[Extracted records]
— Begin —

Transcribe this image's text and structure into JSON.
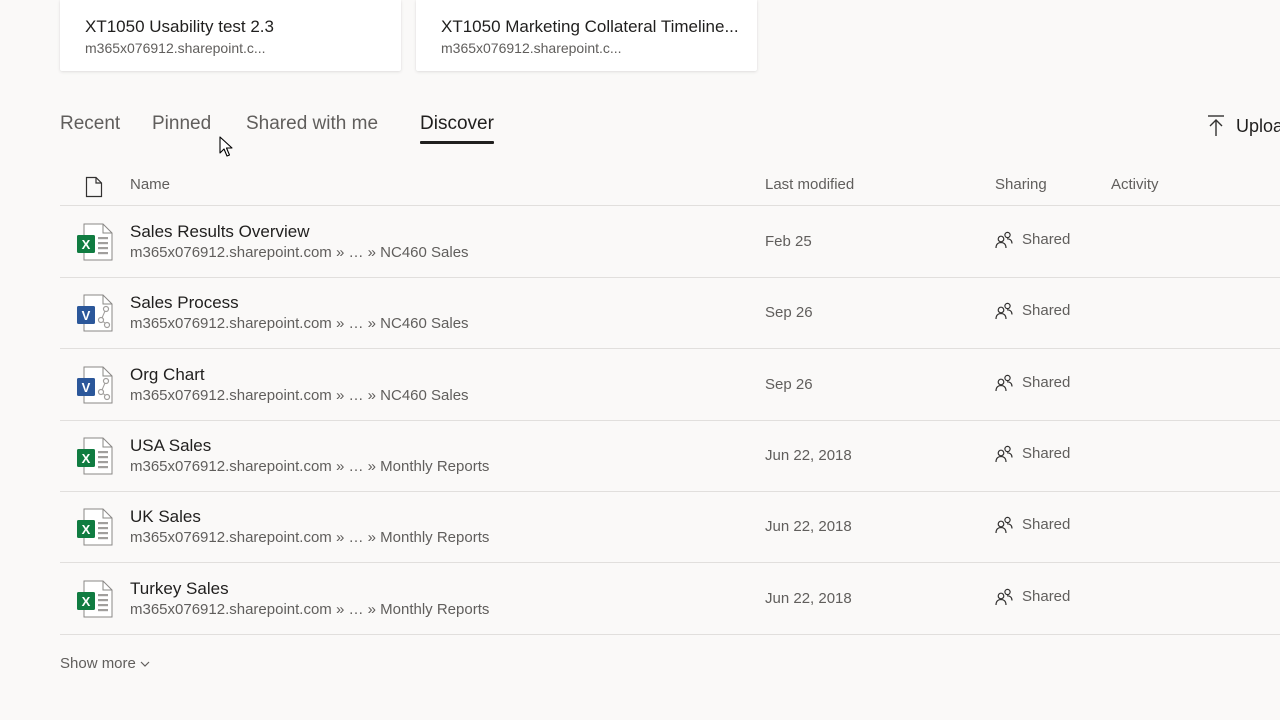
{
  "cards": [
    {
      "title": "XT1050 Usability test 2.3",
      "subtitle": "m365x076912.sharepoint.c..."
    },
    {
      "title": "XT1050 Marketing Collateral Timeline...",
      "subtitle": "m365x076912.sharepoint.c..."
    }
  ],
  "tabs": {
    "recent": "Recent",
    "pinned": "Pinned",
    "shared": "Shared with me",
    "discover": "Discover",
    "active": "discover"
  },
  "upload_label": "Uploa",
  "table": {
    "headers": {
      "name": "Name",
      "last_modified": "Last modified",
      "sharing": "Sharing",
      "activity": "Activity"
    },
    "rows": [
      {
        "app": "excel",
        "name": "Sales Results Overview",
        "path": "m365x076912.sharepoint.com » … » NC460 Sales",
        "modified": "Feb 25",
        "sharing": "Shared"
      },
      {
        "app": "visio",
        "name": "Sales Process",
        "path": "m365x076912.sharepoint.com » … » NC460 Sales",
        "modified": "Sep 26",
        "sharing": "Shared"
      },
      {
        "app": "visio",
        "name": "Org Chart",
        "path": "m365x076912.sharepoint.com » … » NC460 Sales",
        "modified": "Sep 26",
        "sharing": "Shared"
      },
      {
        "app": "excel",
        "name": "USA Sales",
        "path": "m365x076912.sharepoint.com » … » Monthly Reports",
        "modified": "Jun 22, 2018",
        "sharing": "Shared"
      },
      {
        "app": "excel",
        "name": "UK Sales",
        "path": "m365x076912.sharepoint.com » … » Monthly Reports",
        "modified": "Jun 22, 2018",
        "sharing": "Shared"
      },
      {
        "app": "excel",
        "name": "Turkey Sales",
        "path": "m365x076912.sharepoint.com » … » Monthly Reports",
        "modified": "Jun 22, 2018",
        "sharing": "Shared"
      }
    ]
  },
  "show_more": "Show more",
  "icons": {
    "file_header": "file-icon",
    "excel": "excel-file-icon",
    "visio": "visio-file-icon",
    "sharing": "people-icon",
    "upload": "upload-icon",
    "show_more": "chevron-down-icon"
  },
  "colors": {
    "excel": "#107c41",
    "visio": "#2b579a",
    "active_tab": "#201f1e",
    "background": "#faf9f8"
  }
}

— End —

EXERCISE
Give back every line exactly as it stands, pictures excluded.

TASK RESPONSE
Transcribe this image's text and structure into JSON.
{
  "cards": [
    {
      "title": "XT1050 Usability test 2.3",
      "subtitle": "m365x076912.sharepoint.c..."
    },
    {
      "title": "XT1050 Marketing Collateral Timeline...",
      "subtitle": "m365x076912.sharepoint.c..."
    }
  ],
  "tabs": {
    "recent": "Recent",
    "pinned": "Pinned",
    "shared": "Shared with me",
    "discover": "Discover",
    "active": "discover"
  },
  "upload_label": "Uploa",
  "table": {
    "headers": {
      "name": "Name",
      "last_modified": "Last modified",
      "sharing": "Sharing",
      "activity": "Activity"
    },
    "rows": [
      {
        "app": "excel",
        "name": "Sales Results Overview",
        "path": "m365x076912.sharepoint.com » … » NC460 Sales",
        "modified": "Feb 25",
        "sharing": "Shared"
      },
      {
        "app": "visio",
        "name": "Sales Process",
        "path": "m365x076912.sharepoint.com » … » NC460 Sales",
        "modified": "Sep 26",
        "sharing": "Shared"
      },
      {
        "app": "visio",
        "name": "Org Chart",
        "path": "m365x076912.sharepoint.com » … » NC460 Sales",
        "modified": "Sep 26",
        "sharing": "Shared"
      },
      {
        "app": "excel",
        "name": "USA Sales",
        "path": "m365x076912.sharepoint.com » … » Monthly Reports",
        "modified": "Jun 22, 2018",
        "sharing": "Shared"
      },
      {
        "app": "excel",
        "name": "UK Sales",
        "path": "m365x076912.sharepoint.com » … » Monthly Reports",
        "modified": "Jun 22, 2018",
        "sharing": "Shared"
      },
      {
        "app": "excel",
        "name": "Turkey Sales",
        "path": "m365x076912.sharepoint.com » … » Monthly Reports",
        "modified": "Jun 22, 2018",
        "sharing": "Shared"
      }
    ]
  },
  "show_more": "Show more",
  "icons": {
    "file_header": "file-icon",
    "excel": "excel-file-icon",
    "visio": "visio-file-icon",
    "sharing": "people-icon",
    "upload": "upload-icon",
    "show_more": "chevron-down-icon"
  },
  "colors": {
    "excel": "#107c41",
    "visio": "#2b579a",
    "active_tab": "#201f1e",
    "background": "#faf9f8"
  }
}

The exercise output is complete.